DIRECTIVE - Return the number of lines that include the string "Hello", without any other text.
:: RECORDS SUPPLIED
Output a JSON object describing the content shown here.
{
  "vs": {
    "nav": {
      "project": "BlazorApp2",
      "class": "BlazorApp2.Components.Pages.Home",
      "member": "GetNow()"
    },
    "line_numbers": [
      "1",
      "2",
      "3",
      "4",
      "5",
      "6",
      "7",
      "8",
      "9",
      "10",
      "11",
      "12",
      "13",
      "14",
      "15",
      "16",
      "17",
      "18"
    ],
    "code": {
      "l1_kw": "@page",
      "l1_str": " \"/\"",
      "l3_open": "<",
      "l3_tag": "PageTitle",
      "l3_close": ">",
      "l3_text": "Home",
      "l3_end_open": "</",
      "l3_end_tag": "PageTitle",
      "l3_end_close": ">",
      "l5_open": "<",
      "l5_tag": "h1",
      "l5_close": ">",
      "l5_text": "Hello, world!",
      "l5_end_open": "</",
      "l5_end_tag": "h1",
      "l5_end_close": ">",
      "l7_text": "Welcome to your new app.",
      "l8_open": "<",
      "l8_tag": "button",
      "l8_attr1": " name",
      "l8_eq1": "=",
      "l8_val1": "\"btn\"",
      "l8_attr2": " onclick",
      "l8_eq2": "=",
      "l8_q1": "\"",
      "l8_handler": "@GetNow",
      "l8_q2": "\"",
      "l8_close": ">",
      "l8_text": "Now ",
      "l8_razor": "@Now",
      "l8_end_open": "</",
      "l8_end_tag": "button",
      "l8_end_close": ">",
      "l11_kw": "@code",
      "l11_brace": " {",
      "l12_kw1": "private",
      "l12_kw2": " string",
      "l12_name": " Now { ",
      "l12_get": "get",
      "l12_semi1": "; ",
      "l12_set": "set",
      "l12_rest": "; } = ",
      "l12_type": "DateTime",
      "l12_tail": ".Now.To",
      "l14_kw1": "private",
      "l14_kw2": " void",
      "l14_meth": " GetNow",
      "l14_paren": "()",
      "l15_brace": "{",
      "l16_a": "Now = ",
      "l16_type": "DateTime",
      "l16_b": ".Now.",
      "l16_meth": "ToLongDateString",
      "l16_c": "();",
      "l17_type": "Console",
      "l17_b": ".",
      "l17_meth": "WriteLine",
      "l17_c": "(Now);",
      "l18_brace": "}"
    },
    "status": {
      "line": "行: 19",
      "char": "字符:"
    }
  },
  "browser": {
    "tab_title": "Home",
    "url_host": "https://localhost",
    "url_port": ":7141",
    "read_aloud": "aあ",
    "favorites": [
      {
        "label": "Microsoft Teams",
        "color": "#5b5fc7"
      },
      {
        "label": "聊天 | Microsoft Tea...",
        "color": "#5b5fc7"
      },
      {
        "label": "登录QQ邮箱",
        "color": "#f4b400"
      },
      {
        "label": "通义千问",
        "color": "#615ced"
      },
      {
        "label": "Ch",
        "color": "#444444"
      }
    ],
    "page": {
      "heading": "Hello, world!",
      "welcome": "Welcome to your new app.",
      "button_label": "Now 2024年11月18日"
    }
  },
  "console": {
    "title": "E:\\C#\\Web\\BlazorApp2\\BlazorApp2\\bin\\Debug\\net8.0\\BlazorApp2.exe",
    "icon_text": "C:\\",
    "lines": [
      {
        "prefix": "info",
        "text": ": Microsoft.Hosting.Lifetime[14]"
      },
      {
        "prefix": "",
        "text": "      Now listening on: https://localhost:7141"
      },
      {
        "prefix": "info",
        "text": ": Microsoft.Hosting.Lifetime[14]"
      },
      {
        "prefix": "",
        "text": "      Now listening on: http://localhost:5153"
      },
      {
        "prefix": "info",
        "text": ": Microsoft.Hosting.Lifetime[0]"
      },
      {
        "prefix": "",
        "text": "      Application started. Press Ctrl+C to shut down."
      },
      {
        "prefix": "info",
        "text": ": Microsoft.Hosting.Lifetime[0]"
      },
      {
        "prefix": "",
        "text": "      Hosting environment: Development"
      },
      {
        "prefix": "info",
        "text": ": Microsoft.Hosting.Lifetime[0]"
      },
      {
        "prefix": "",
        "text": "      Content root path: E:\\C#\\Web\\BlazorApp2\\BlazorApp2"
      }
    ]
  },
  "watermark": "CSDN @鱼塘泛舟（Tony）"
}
::::
EXPECTED ANSWER - 2